Short problem:
Reproduce the data below with every occurrence of "image" replaced by "screenshot", changing nothing else and omitting the pictures.

[Start of Provided information]

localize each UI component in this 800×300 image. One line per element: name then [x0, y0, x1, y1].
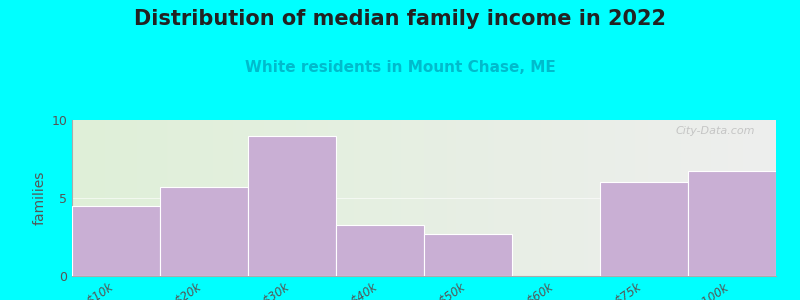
Text: Distribution of median family income in 2022: Distribution of median family income in … [134, 9, 666, 29]
Y-axis label: families: families [33, 171, 47, 225]
Bar [72, 206, 160, 276]
Bar [336, 224, 424, 276]
Bar [248, 136, 336, 276]
Bar [424, 234, 512, 276]
Text: White residents in Mount Chase, ME: White residents in Mount Chase, ME [245, 60, 555, 75]
Bar [688, 172, 776, 276]
Bar [160, 187, 248, 276]
Bar [600, 182, 688, 276]
Text: City-Data.com: City-Data.com [675, 126, 755, 136]
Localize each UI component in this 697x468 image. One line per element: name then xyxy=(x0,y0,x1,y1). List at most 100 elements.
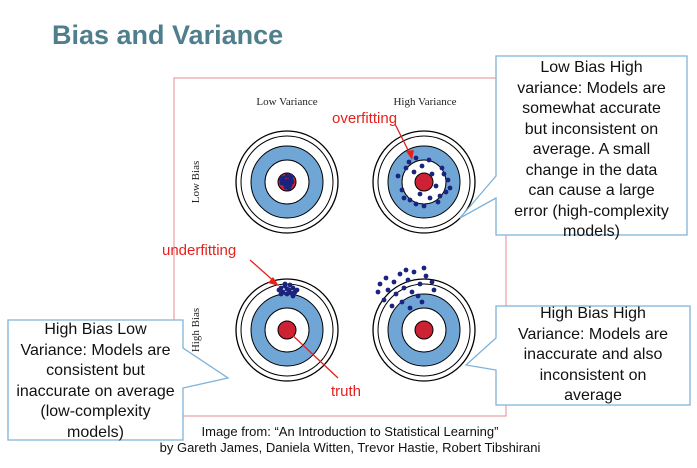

[End of Provided information]

The solution:
localize each UI component in this 800×300 screenshot. One line per element: name then [x0, y0, x1, y1].
Text: Distribution of median family income in 2022: Distribution of median family income in … [134, 9, 666, 29]
Y-axis label: families: families [33, 171, 47, 225]
Bar [72, 206, 160, 276]
Bar [336, 224, 424, 276]
Bar [248, 136, 336, 276]
Bar [424, 234, 512, 276]
Text: White residents in Mount Chase, ME: White residents in Mount Chase, ME [245, 60, 555, 75]
Bar [688, 172, 776, 276]
Bar [160, 187, 248, 276]
Bar [600, 182, 688, 276]
Text: City-Data.com: City-Data.com [675, 126, 755, 136]
Localize each UI component in this 697x468 screenshot. One line per element: name then xyxy=(x0,y0,x1,y1). List at most 100 elements.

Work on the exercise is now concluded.